Data records
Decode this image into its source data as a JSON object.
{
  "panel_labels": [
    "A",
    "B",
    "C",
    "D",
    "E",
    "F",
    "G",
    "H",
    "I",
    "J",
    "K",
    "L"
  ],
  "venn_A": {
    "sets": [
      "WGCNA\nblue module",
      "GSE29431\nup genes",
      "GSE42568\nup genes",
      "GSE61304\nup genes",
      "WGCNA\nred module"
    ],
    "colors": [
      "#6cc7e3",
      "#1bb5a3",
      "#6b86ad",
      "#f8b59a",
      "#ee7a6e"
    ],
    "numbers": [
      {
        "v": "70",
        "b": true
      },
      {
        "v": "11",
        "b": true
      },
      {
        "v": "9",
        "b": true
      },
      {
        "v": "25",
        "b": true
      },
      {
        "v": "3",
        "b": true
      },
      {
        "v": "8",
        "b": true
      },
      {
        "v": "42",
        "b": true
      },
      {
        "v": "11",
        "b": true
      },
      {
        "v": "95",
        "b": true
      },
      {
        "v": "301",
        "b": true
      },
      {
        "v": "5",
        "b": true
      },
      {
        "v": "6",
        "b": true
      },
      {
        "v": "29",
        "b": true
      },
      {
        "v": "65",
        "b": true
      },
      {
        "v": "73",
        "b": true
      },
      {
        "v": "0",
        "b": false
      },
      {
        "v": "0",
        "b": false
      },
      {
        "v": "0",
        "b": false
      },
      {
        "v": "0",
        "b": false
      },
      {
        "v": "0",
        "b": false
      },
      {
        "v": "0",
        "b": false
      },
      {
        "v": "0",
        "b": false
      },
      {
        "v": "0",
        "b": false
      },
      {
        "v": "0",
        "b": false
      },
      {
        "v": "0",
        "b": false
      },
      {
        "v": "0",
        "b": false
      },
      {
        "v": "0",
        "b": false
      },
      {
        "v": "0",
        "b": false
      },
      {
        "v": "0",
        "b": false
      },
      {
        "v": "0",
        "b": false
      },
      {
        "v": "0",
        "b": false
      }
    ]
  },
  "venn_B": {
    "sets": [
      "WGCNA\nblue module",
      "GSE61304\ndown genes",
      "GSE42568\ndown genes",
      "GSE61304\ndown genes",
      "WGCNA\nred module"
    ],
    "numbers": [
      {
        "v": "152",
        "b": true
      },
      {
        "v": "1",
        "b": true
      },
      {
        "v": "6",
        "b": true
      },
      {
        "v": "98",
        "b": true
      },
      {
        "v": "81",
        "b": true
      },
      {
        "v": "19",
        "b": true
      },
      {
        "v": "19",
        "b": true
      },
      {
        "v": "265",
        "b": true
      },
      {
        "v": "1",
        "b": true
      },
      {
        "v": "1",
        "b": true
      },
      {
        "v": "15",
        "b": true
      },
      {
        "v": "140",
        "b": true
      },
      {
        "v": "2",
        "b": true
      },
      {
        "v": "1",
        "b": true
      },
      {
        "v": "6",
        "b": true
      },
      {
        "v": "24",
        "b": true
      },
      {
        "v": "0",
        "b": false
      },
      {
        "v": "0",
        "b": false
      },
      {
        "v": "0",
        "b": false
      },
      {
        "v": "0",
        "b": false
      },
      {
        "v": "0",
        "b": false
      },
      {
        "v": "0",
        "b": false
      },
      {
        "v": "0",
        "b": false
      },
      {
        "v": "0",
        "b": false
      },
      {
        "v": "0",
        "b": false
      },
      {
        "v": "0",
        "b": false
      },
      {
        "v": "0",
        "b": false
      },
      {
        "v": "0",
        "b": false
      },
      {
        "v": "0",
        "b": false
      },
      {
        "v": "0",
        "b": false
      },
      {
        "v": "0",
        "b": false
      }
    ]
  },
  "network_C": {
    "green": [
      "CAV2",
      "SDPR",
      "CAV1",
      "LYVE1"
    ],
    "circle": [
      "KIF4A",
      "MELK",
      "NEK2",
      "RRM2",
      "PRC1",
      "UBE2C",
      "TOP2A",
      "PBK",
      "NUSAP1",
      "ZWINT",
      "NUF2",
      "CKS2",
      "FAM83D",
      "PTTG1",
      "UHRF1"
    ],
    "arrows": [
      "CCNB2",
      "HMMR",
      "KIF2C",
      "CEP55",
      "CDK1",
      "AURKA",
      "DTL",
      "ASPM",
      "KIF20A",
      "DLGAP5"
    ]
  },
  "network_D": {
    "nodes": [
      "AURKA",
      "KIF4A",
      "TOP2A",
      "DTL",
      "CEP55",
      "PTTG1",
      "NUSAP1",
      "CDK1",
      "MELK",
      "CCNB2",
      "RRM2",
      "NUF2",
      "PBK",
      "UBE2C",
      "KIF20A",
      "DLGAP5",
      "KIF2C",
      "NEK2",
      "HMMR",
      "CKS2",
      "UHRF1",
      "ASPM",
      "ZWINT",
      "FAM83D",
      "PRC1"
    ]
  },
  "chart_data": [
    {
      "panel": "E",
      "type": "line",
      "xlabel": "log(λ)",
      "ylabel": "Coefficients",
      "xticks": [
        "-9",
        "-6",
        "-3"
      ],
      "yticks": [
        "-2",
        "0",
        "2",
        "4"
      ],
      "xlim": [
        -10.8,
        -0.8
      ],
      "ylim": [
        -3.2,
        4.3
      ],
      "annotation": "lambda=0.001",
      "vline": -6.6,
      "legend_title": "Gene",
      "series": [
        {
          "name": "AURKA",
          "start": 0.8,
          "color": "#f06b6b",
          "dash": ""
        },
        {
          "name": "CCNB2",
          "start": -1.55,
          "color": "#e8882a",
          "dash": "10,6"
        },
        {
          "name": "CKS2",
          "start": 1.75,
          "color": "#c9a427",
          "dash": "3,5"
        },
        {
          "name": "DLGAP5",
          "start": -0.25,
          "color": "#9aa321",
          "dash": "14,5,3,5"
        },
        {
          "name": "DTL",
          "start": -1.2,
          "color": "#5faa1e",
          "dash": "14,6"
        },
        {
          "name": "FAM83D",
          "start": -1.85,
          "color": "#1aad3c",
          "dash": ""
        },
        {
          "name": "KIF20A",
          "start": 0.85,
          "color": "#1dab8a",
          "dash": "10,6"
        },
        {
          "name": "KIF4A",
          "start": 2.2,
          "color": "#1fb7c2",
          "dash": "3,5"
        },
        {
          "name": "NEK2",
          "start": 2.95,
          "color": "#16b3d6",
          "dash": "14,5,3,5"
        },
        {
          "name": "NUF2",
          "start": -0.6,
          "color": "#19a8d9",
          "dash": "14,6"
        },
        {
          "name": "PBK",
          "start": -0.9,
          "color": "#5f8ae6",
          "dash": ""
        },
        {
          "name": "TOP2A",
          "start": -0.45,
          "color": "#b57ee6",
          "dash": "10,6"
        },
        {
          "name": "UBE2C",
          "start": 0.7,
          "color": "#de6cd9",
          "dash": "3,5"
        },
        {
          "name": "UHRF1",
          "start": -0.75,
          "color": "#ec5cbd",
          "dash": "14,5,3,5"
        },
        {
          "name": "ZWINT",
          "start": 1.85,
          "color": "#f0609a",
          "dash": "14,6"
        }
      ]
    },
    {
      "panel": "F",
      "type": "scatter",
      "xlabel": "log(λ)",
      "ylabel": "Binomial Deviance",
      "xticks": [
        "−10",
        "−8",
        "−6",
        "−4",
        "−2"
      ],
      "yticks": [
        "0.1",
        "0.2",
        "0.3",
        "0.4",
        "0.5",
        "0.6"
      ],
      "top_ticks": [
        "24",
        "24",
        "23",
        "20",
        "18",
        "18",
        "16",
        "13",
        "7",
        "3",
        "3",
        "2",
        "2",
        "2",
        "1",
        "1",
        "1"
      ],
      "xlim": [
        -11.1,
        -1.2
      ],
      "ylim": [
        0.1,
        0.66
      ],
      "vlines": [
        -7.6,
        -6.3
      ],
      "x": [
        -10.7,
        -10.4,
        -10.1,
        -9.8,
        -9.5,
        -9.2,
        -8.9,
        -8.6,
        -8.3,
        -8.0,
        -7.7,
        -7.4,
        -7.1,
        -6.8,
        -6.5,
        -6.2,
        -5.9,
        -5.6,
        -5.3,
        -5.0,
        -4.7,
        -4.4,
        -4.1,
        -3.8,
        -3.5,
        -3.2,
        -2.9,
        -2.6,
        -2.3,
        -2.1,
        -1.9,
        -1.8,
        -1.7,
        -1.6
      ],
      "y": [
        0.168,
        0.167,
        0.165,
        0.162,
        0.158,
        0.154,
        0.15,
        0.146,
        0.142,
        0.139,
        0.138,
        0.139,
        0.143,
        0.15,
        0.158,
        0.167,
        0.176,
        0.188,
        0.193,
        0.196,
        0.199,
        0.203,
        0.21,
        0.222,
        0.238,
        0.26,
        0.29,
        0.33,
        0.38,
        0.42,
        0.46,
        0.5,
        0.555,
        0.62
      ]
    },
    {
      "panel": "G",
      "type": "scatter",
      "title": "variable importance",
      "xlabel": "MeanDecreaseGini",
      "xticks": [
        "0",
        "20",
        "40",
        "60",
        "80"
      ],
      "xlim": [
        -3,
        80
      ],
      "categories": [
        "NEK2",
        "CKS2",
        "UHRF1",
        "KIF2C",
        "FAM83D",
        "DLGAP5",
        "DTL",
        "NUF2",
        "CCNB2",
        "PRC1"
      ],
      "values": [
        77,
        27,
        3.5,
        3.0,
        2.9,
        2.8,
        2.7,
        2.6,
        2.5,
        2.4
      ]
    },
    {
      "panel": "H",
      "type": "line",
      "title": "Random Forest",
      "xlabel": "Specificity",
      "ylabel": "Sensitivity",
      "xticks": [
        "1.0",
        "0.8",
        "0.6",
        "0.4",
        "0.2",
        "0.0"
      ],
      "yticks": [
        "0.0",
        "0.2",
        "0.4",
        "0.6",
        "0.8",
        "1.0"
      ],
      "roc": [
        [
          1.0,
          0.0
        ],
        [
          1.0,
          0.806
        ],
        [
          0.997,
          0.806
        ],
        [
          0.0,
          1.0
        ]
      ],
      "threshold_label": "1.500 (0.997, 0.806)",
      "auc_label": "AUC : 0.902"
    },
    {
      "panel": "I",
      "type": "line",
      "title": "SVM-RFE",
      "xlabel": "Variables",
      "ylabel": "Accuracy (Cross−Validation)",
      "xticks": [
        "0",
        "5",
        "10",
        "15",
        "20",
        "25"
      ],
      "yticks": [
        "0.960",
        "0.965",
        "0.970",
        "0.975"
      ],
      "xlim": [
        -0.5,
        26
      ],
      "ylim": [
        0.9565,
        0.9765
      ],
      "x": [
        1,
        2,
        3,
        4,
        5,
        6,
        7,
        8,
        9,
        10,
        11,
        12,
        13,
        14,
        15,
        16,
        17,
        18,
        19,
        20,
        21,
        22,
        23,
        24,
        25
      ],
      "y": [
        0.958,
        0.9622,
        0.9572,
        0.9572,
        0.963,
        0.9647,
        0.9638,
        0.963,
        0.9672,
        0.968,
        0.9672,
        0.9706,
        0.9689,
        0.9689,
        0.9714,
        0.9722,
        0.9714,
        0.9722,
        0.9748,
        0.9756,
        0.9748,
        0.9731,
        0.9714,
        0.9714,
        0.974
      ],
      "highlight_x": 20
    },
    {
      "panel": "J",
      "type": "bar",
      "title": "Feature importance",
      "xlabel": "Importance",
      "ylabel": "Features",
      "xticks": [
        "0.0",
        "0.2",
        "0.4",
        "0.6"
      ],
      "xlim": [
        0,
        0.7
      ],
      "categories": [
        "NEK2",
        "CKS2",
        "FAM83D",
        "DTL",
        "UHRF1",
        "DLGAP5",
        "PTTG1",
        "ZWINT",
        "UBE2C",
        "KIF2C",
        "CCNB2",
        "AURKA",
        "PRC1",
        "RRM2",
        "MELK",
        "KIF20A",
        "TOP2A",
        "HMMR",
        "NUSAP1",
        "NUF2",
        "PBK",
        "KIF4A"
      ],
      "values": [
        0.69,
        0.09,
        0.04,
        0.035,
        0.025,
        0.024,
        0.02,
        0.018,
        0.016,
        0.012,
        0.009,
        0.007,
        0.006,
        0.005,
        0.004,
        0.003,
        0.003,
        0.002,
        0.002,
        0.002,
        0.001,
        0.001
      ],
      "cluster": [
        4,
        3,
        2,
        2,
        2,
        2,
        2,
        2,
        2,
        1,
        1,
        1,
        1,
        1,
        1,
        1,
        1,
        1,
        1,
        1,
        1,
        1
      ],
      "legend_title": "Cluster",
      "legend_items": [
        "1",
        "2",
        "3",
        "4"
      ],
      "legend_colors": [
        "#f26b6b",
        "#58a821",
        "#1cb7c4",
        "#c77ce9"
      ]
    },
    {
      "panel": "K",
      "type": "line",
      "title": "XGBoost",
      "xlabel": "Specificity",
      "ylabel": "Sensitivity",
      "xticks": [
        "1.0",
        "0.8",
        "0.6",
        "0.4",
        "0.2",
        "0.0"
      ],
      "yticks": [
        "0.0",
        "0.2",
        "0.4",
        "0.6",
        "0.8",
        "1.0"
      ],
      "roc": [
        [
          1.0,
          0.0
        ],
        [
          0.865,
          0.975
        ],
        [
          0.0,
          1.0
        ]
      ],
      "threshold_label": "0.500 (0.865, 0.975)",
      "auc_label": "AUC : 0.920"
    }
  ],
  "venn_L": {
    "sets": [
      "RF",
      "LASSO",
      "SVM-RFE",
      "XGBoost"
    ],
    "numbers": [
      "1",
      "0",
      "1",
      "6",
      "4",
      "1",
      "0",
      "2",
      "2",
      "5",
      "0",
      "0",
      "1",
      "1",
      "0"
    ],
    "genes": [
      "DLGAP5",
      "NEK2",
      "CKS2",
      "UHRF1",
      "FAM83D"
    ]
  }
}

__DIRECTIONS__.
Your response should be made up of the lines in the data that contain the word "xlabel".

__RESULT FOR THIS TASK__.
      "xlabel": "log(λ)",
      "xlabel": "log(λ)",
      "xlabel": "MeanDecreaseGini",
      "xlabel": "Specificity",
      "xlabel": "Variables",
      "xlabel": "Importance",
      "xlabel": "Specificity",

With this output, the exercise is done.